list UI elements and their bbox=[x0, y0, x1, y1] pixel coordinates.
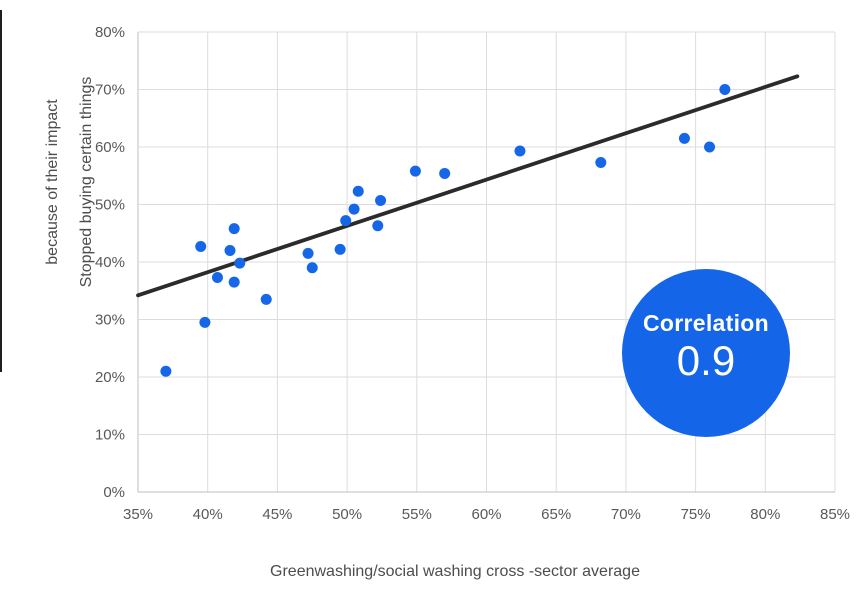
data-point bbox=[228, 276, 240, 288]
data-point bbox=[234, 257, 246, 269]
correlation-badge-text: Correlation 0.9 bbox=[643, 309, 769, 383]
data-point bbox=[306, 262, 318, 274]
data-point bbox=[704, 141, 716, 153]
data-point bbox=[199, 316, 211, 328]
trendline bbox=[136, 74, 800, 298]
y-axis-title-line1: Stopped buying certain things bbox=[78, 76, 95, 288]
x-axis-title: Greenwashing/social washing cross -secto… bbox=[270, 563, 640, 580]
data-point bbox=[334, 243, 346, 255]
y-tick-label: 10% bbox=[95, 427, 125, 444]
x-tick-label: 85% bbox=[820, 506, 850, 523]
data-point bbox=[228, 223, 240, 235]
data-point bbox=[678, 132, 690, 144]
x-tick-label: 50% bbox=[332, 506, 362, 523]
x-tick-label: 75% bbox=[681, 506, 711, 523]
x-tick-label: 80% bbox=[750, 506, 780, 523]
correlation-label: Correlation bbox=[643, 310, 769, 336]
correlation-badge: Correlation 0.9 bbox=[622, 269, 790, 437]
y-tick-label: 60% bbox=[95, 139, 125, 156]
y-tick-label: 40% bbox=[95, 254, 125, 271]
data-point bbox=[409, 165, 421, 177]
data-point bbox=[302, 247, 314, 259]
y-tick-label: 0% bbox=[103, 484, 125, 501]
y-tick-label: 80% bbox=[95, 24, 125, 41]
data-point bbox=[375, 194, 387, 206]
data-point bbox=[195, 240, 207, 252]
y-tick-label: 70% bbox=[95, 82, 125, 99]
x-tick-label: 40% bbox=[193, 506, 223, 523]
x-tick-label: 70% bbox=[611, 506, 641, 523]
data-point bbox=[352, 185, 364, 197]
x-tick-label: 65% bbox=[541, 506, 571, 523]
x-tick-label: 55% bbox=[402, 506, 432, 523]
y-tick-label: 50% bbox=[95, 197, 125, 214]
data-point bbox=[372, 220, 384, 232]
data-point bbox=[719, 84, 731, 95]
data-point bbox=[348, 203, 360, 215]
x-tick-label: 45% bbox=[262, 506, 292, 523]
y-tick-label: 30% bbox=[95, 312, 125, 329]
data-point bbox=[260, 293, 272, 305]
screen-edge-artifact bbox=[0, 10, 2, 372]
y-axis-title-line2: because of their impact bbox=[44, 99, 61, 265]
data-point bbox=[439, 167, 451, 179]
data-point bbox=[340, 215, 352, 227]
data-point bbox=[224, 245, 236, 256]
data-point bbox=[514, 145, 526, 157]
data-point bbox=[211, 272, 223, 284]
data-point bbox=[160, 365, 172, 377]
y-tick-label: 20% bbox=[95, 369, 125, 386]
x-tick-label: 35% bbox=[123, 506, 153, 523]
x-tick-label: 60% bbox=[471, 506, 501, 523]
data-point bbox=[595, 157, 607, 169]
y-axis-title: Stopped buying certain things because of… bbox=[36, 77, 104, 288]
correlation-value: 0.9 bbox=[676, 337, 736, 384]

---------------

Work required:
Copy out the record above line for line, with every character left unchanged. Omit the picture from your answer.

Written response:
list UI elements and their bbox=[x0, y0, x1, y1] pixel coordinates.
data-point bbox=[228, 276, 240, 288]
data-point bbox=[234, 257, 246, 269]
correlation-badge-text: Correlation 0.9 bbox=[643, 309, 769, 383]
data-point bbox=[306, 262, 318, 274]
data-point bbox=[704, 141, 716, 153]
data-point bbox=[199, 316, 211, 328]
trendline bbox=[136, 74, 800, 298]
y-axis-title-line1: Stopped buying certain things bbox=[78, 76, 95, 288]
x-axis-title: Greenwashing/social washing cross -secto… bbox=[270, 563, 640, 580]
data-point bbox=[334, 243, 346, 255]
y-tick-label: 10% bbox=[95, 427, 125, 444]
x-tick-label: 85% bbox=[820, 506, 850, 523]
data-point bbox=[228, 223, 240, 235]
data-point bbox=[678, 132, 690, 144]
x-tick-label: 50% bbox=[332, 506, 362, 523]
x-tick-label: 75% bbox=[681, 506, 711, 523]
x-tick-label: 80% bbox=[750, 506, 780, 523]
correlation-label: Correlation bbox=[643, 310, 769, 336]
correlation-badge: Correlation 0.9 bbox=[622, 269, 790, 437]
y-tick-label: 60% bbox=[95, 139, 125, 156]
y-tick-label: 40% bbox=[95, 254, 125, 271]
data-point bbox=[409, 165, 421, 177]
data-point bbox=[302, 247, 314, 259]
y-tick-label: 0% bbox=[103, 484, 125, 501]
y-tick-label: 80% bbox=[95, 24, 125, 41]
data-point bbox=[375, 194, 387, 206]
data-point bbox=[195, 240, 207, 252]
y-tick-label: 70% bbox=[95, 82, 125, 99]
x-tick-label: 40% bbox=[193, 506, 223, 523]
x-tick-label: 70% bbox=[611, 506, 641, 523]
data-point bbox=[352, 185, 364, 197]
x-tick-label: 65% bbox=[541, 506, 571, 523]
x-tick-label: 55% bbox=[402, 506, 432, 523]
y-tick-label: 50% bbox=[95, 197, 125, 214]
data-point bbox=[372, 220, 384, 232]
data-point bbox=[719, 84, 731, 95]
data-point bbox=[348, 203, 360, 215]
x-tick-label: 45% bbox=[262, 506, 292, 523]
y-tick-label: 30% bbox=[95, 312, 125, 329]
data-point bbox=[260, 293, 272, 305]
screen-edge-artifact bbox=[0, 10, 2, 372]
y-axis-title-line2: because of their impact bbox=[44, 99, 61, 265]
data-point bbox=[439, 167, 451, 179]
data-point bbox=[340, 215, 352, 227]
data-point bbox=[224, 245, 236, 256]
data-point bbox=[514, 145, 526, 157]
data-point bbox=[211, 272, 223, 284]
data-point bbox=[160, 365, 172, 377]
y-tick-label: 20% bbox=[95, 369, 125, 386]
x-tick-label: 35% bbox=[123, 506, 153, 523]
x-tick-label: 60% bbox=[471, 506, 501, 523]
data-point bbox=[595, 157, 607, 169]
y-axis-title: Stopped buying certain things because of… bbox=[36, 77, 104, 288]
correlation-value: 0.9 bbox=[676, 337, 736, 384]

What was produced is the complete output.